Items from a dataset:

»»

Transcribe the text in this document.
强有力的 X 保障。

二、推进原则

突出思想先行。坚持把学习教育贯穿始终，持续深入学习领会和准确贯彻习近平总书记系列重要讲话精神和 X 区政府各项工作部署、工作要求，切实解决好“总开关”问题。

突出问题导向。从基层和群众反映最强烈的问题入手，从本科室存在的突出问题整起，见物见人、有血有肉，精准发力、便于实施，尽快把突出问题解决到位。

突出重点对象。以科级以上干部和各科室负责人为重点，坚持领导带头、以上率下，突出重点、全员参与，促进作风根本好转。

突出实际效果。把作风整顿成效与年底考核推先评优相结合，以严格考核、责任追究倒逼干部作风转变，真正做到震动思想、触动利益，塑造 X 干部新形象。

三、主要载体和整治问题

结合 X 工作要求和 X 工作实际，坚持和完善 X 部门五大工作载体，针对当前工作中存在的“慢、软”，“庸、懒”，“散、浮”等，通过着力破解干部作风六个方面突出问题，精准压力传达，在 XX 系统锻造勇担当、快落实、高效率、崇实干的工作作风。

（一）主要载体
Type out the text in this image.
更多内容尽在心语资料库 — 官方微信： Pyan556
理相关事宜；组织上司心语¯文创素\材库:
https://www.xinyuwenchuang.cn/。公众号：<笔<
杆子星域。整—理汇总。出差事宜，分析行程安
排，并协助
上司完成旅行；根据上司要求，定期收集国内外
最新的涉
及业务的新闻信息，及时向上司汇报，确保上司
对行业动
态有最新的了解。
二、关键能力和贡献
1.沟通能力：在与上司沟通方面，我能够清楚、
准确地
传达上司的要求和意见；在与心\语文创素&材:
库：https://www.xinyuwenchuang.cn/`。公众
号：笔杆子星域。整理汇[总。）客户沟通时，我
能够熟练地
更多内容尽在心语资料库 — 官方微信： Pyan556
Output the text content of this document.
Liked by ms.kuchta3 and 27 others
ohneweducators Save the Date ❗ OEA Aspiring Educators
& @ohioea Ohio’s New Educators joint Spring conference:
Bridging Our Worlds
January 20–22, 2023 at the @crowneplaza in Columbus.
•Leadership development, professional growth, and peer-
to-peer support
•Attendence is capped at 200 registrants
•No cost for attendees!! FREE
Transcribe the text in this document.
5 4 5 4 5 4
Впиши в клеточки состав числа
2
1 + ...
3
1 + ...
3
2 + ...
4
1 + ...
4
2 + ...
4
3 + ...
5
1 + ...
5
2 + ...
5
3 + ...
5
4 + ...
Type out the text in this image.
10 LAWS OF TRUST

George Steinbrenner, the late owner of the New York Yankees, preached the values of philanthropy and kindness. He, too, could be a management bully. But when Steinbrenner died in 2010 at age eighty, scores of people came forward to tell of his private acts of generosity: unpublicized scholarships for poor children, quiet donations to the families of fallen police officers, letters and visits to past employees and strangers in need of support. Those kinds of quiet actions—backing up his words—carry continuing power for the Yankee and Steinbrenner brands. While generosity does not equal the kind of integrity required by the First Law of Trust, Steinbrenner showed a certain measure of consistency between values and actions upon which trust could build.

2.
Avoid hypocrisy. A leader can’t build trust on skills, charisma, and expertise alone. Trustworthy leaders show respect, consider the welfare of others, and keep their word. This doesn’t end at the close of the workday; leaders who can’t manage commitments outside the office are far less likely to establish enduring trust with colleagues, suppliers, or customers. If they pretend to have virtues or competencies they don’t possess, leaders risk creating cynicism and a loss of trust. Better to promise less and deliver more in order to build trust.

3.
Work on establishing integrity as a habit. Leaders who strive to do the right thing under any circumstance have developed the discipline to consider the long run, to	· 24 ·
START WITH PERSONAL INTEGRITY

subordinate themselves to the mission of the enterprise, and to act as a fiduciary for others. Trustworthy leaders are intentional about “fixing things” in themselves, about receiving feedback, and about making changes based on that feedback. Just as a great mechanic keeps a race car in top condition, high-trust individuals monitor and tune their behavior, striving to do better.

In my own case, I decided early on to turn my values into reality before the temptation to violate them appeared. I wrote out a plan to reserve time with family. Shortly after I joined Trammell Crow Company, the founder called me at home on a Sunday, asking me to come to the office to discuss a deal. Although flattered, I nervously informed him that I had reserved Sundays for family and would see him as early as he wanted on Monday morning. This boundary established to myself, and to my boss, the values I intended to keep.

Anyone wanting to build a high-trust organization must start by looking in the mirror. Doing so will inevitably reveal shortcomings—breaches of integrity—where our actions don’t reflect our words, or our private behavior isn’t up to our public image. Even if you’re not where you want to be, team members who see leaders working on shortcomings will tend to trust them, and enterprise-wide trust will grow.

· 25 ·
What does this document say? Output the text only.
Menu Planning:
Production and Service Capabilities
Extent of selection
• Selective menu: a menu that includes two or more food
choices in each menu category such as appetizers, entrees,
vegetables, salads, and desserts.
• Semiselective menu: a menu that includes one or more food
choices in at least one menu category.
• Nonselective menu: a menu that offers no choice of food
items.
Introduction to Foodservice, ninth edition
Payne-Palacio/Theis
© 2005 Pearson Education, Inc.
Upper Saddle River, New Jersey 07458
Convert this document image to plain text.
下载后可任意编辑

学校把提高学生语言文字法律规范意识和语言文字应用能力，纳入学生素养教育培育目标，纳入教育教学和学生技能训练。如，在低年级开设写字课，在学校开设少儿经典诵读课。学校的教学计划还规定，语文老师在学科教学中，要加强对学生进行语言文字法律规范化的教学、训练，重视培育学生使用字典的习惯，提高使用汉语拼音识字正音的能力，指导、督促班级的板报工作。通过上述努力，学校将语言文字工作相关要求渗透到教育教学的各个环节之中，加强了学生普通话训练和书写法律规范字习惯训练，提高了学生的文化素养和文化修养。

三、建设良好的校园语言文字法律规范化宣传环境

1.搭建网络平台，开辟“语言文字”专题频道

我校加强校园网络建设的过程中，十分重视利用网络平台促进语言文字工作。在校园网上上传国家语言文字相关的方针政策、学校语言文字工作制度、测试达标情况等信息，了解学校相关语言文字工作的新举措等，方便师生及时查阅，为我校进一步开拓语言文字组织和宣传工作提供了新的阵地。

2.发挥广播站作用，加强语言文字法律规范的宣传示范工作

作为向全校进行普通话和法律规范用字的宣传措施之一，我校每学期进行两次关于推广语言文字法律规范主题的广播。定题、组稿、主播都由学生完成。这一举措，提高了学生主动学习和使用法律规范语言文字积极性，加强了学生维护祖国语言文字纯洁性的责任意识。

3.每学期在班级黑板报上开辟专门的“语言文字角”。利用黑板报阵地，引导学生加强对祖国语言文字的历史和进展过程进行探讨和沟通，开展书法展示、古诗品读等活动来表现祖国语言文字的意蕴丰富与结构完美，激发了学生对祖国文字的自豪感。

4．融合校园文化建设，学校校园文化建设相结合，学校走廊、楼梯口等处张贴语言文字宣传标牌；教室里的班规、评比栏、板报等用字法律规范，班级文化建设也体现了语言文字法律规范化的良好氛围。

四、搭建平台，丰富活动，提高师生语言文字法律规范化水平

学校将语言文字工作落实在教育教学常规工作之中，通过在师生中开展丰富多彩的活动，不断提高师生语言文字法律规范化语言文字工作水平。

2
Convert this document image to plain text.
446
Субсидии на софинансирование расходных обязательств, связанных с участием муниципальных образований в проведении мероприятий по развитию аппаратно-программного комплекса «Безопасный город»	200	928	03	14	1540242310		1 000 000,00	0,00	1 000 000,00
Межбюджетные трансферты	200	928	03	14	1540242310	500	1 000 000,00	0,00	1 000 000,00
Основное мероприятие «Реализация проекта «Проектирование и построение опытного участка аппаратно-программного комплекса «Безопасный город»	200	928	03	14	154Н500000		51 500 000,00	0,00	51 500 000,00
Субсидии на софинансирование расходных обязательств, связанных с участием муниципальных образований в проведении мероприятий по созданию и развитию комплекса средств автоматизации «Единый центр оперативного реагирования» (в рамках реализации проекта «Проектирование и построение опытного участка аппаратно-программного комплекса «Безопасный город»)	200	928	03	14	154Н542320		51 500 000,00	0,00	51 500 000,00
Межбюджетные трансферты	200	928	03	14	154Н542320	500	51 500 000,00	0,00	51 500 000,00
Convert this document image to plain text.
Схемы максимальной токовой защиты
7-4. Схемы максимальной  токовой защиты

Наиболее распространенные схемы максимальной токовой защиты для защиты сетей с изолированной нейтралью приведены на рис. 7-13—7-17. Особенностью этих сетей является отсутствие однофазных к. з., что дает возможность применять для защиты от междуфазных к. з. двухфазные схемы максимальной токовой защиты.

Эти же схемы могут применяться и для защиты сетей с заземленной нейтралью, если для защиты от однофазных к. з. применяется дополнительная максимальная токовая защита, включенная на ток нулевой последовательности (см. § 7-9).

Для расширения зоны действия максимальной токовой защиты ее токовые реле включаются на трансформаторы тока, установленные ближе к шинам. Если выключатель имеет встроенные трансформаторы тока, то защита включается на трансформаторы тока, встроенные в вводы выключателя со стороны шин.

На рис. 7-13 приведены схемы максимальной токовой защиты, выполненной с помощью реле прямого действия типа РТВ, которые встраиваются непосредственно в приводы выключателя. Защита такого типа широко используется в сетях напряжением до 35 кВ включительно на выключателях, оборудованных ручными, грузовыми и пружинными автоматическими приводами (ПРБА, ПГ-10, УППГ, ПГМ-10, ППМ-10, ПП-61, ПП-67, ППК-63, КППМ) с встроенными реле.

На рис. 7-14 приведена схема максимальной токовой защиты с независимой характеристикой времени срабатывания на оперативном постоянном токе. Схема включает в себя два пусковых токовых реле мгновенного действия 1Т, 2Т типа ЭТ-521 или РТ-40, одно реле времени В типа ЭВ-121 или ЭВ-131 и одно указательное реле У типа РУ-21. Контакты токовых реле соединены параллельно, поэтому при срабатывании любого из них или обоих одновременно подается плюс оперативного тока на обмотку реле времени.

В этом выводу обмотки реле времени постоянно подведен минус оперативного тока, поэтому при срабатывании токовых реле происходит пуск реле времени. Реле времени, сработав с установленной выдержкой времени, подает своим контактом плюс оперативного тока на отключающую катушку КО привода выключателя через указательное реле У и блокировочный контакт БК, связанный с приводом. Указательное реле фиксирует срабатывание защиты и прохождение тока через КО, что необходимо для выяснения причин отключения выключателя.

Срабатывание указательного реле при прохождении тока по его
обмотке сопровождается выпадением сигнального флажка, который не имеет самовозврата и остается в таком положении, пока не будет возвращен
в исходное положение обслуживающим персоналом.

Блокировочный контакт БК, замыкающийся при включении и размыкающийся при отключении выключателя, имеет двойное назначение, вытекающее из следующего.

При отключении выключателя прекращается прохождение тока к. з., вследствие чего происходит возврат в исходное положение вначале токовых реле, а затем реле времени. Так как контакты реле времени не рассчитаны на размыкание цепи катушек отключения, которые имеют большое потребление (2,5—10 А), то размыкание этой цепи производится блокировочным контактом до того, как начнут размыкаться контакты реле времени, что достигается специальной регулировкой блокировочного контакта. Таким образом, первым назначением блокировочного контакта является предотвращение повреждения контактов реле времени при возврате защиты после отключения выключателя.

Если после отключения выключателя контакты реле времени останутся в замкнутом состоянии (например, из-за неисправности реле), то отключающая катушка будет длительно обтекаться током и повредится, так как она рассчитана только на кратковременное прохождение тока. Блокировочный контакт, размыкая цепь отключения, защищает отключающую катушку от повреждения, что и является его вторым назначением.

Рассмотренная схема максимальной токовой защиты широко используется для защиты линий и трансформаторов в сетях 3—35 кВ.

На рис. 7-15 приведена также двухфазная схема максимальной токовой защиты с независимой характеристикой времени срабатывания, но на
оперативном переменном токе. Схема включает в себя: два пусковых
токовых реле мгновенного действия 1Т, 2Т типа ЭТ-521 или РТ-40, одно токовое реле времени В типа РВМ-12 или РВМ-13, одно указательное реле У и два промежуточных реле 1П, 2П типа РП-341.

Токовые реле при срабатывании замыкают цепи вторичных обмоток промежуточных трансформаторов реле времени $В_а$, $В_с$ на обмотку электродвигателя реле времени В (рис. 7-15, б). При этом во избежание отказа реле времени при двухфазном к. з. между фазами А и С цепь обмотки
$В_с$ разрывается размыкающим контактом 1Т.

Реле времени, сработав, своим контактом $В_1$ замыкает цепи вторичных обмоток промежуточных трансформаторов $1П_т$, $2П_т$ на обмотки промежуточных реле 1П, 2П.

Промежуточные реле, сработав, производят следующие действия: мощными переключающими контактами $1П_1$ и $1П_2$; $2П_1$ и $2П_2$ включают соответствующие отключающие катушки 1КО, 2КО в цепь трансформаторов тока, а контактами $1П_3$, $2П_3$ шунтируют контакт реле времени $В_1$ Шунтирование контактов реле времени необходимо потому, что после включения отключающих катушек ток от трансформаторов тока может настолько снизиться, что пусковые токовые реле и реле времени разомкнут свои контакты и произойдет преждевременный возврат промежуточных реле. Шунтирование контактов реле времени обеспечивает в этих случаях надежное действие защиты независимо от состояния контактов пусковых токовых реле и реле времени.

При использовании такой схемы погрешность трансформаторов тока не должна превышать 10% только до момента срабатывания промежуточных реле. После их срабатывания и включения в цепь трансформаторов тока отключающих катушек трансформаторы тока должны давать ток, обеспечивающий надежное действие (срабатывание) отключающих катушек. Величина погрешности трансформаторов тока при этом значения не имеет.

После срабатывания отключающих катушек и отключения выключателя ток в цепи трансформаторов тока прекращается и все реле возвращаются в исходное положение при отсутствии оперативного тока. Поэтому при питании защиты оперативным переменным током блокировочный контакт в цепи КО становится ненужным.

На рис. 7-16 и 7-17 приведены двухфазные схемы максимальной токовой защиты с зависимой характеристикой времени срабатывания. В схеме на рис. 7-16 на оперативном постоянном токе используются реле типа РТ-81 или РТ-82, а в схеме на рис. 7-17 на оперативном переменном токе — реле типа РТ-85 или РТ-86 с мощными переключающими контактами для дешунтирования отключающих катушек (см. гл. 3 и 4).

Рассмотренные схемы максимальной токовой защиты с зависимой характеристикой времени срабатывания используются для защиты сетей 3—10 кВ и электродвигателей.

««

What is needed:
Looking at the data above, how many lines hold the word "используется"? Respond with the number alone.

Solution below:
2